* _Excerpt from a dataset_
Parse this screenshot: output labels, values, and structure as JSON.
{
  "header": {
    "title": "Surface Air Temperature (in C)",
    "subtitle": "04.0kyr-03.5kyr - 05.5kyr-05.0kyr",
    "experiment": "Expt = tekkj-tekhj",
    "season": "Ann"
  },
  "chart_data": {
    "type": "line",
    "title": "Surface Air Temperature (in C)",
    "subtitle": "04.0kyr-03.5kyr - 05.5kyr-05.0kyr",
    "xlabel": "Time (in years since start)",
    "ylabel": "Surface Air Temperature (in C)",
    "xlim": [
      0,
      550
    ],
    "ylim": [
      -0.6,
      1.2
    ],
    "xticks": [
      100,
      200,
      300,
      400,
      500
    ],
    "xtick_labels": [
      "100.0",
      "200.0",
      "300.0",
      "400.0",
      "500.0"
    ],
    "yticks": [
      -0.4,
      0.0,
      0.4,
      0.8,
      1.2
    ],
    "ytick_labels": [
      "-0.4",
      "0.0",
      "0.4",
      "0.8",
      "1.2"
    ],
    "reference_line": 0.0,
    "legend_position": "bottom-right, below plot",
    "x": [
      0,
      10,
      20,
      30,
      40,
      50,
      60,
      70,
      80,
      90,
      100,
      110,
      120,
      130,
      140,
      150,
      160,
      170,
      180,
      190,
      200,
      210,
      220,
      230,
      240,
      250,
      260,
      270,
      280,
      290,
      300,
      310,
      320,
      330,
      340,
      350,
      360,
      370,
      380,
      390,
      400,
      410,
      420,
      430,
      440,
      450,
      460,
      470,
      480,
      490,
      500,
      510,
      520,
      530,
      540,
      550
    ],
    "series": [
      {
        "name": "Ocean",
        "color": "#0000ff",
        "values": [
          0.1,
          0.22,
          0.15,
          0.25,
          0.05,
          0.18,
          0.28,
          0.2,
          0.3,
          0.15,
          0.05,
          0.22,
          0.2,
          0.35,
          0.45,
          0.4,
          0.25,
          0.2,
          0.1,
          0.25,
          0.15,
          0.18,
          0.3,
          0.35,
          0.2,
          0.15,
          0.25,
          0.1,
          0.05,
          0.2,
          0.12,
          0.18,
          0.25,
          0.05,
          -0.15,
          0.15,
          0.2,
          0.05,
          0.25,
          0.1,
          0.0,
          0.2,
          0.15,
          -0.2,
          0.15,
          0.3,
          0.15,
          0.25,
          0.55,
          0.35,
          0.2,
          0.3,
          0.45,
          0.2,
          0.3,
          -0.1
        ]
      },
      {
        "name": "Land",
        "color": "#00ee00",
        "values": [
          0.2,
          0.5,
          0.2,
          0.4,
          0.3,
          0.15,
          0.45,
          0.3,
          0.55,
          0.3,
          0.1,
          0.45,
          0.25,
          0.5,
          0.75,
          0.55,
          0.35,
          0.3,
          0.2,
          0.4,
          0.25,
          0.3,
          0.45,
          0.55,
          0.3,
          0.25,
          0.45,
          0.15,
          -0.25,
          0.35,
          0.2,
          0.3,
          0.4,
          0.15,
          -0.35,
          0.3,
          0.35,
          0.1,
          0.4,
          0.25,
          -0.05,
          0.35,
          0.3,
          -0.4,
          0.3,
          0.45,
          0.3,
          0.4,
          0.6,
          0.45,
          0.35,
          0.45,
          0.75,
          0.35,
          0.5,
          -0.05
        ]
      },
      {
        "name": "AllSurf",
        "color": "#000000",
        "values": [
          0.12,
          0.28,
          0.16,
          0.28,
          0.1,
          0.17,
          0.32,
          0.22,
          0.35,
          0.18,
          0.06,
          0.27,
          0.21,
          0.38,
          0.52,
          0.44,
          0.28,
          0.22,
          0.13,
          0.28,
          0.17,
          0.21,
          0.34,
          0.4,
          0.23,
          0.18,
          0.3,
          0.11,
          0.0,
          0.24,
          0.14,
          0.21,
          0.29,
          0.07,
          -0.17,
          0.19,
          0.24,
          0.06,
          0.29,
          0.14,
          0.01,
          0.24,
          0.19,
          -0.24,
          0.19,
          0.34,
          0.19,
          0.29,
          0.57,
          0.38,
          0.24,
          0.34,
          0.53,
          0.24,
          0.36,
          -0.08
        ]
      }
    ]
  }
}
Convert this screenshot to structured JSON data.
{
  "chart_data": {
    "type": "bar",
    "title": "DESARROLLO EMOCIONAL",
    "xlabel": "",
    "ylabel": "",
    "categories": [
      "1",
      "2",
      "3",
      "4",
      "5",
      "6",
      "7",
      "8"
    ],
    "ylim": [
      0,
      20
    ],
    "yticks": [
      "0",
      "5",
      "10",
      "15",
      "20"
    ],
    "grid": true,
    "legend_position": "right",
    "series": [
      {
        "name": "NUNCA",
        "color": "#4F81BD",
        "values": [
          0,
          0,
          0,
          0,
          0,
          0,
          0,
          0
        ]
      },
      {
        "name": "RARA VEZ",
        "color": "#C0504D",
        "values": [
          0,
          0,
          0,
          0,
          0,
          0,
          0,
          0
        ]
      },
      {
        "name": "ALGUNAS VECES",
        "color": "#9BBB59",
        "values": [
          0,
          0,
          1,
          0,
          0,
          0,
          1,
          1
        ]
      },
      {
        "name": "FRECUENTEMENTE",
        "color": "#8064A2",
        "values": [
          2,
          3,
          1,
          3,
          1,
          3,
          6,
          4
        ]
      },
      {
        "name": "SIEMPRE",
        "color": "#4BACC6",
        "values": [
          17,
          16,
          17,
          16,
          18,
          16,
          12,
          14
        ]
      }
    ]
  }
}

* _What to work on_
Repeat each record exactly, leaving nothing out.

* _Result of this task_
Parse this screenshot: output labels, values, and structure as JSON.
{
  "header": {
    "title": "Surface Air Temperature (in C)",
    "subtitle": "04.0kyr-03.5kyr - 05.5kyr-05.0kyr",
    "experiment": "Expt = tekkj-tekhj",
    "season": "Ann"
  },
  "chart_data": {
    "type": "line",
    "title": "Surface Air Temperature (in C)",
    "subtitle": "04.0kyr-03.5kyr - 05.5kyr-05.0kyr",
    "xlabel": "Time (in years since start)",
    "ylabel": "Surface Air Temperature (in C)",
    "xlim": [
      0,
      550
    ],
    "ylim": [
      -0.6,
      1.2
    ],
    "xticks": [
      100,
      200,
      300,
      400,
      500
    ],
    "xtick_labels": [
      "100.0",
      "200.0",
      "300.0",
      "400.0",
      "500.0"
    ],
    "yticks": [
      -0.4,
      0.0,
      0.4,
      0.8,
      1.2
    ],
    "ytick_labels": [
      "-0.4",
      "0.0",
      "0.4",
      "0.8",
      "1.2"
    ],
    "reference_line": 0.0,
    "legend_position": "bottom-right, below plot",
    "x": [
      0,
      10,
      20,
      30,
      40,
      50,
      60,
      70,
      80,
      90,
      100,
      110,
      120,
      130,
      140,
      150,
      160,
      170,
      180,
      190,
      200,
      210,
      220,
      230,
      240,
      250,
      260,
      270,
      280,
      290,
      300,
      310,
      320,
      330,
      340,
      350,
      360,
      370,
      380,
      390,
      400,
      410,
      420,
      430,
      440,
      450,
      460,
      470,
      480,
      490,
      500,
      510,
      520,
      530,
      540,
      550
    ],
    "series": [
      {
        "name": "Ocean",
        "color": "#0000ff",
        "values": [
          0.1,
          0.22,
          0.15,
          0.25,
          0.05,
          0.18,
          0.28,
          0.2,
          0.3,
          0.15,
          0.05,
          0.22,
          0.2,
          0.35,
          0.45,
          0.4,
          0.25,
          0.2,
          0.1,
          0.25,
          0.15,
          0.18,
          0.3,
          0.35,
          0.2,
          0.15,
          0.25,
          0.1,
          0.05,
          0.2,
          0.12,
          0.18,
          0.25,
          0.05,
          -0.15,
          0.15,
          0.2,
          0.05,
          0.25,
          0.1,
          0.0,
          0.2,
          0.15,
          -0.2,
          0.15,
          0.3,
          0.15,
          0.25,
          0.55,
          0.35,
          0.2,
          0.3,
          0.45,
          0.2,
          0.3,
          -0.1
        ]
      },
      {
        "name": "Land",
        "color": "#00ee00",
        "values": [
          0.2,
          0.5,
          0.2,
          0.4,
          0.3,
          0.15,
          0.45,
          0.3,
          0.55,
          0.3,
          0.1,
          0.45,
          0.25,
          0.5,
          0.75,
          0.55,
          0.35,
          0.3,
          0.2,
          0.4,
          0.25,
          0.3,
          0.45,
          0.55,
          0.3,
          0.25,
          0.45,
          0.15,
          -0.25,
          0.35,
          0.2,
          0.3,
          0.4,
          0.15,
          -0.35,
          0.3,
          0.35,
          0.1,
          0.4,
          0.25,
          -0.05,
          0.35,
          0.3,
          -0.4,
          0.3,
          0.45,
          0.3,
          0.4,
          0.6,
          0.45,
          0.35,
          0.45,
          0.75,
          0.35,
          0.5,
          -0.05
        ]
      },
      {
        "name": "AllSurf",
        "color": "#000000",
        "values": [
          0.12,
          0.28,
          0.16,
          0.28,
          0.1,
          0.17,
          0.32,
          0.22,
          0.35,
          0.18,
          0.06,
          0.27,
          0.21,
          0.38,
          0.52,
          0.44,
          0.28,
          0.22,
          0.13,
          0.28,
          0.17,
          0.21,
          0.34,
          0.4,
          0.23,
          0.18,
          0.3,
          0.11,
          0.0,
          0.24,
          0.14,
          0.21,
          0.29,
          0.07,
          -0.17,
          0.19,
          0.24,
          0.06,
          0.29,
          0.14,
          0.01,
          0.24,
          0.19,
          -0.24,
          0.19,
          0.34,
          0.19,
          0.29,
          0.57,
          0.38,
          0.24,
          0.34,
          0.53,
          0.24,
          0.36,
          -0.08
        ]
      }
    ]
  }
}
Convert this screenshot to structured JSON data.
{
  "chart_data": {
    "type": "bar",
    "title": "DESARROLLO EMOCIONAL",
    "xlabel": "",
    "ylabel": "",
    "categories": [
      "1",
      "2",
      "3",
      "4",
      "5",
      "6",
      "7",
      "8"
    ],
    "ylim": [
      0,
      20
    ],
    "yticks": [
      "0",
      "5",
      "10",
      "15",
      "20"
    ],
    "grid": true,
    "legend_position": "right",
    "series": [
      {
        "name": "NUNCA",
        "color": "#4F81BD",
        "values": [
          0,
          0,
          0,
          0,
          0,
          0,
          0,
          0
        ]
      },
      {
        "name": "RARA VEZ",
        "color": "#C0504D",
        "values": [
          0,
          0,
          0,
          0,
          0,
          0,
          0,
          0
        ]
      },
      {
        "name": "ALGUNAS VECES",
        "color": "#9BBB59",
        "values": [
          0,
          0,
          1,
          0,
          0,
          0,
          1,
          1
        ]
      },
      {
        "name": "FRECUENTEMENTE",
        "color": "#8064A2",
        "values": [
          2,
          3,
          1,
          3,
          1,
          3,
          6,
          4
        ]
      },
      {
        "name": "SIEMPRE",
        "color": "#4BACC6",
        "values": [
          17,
          16,
          17,
          16,
          18,
          16,
          12,
          14
        ]
      }
    ]
  }
}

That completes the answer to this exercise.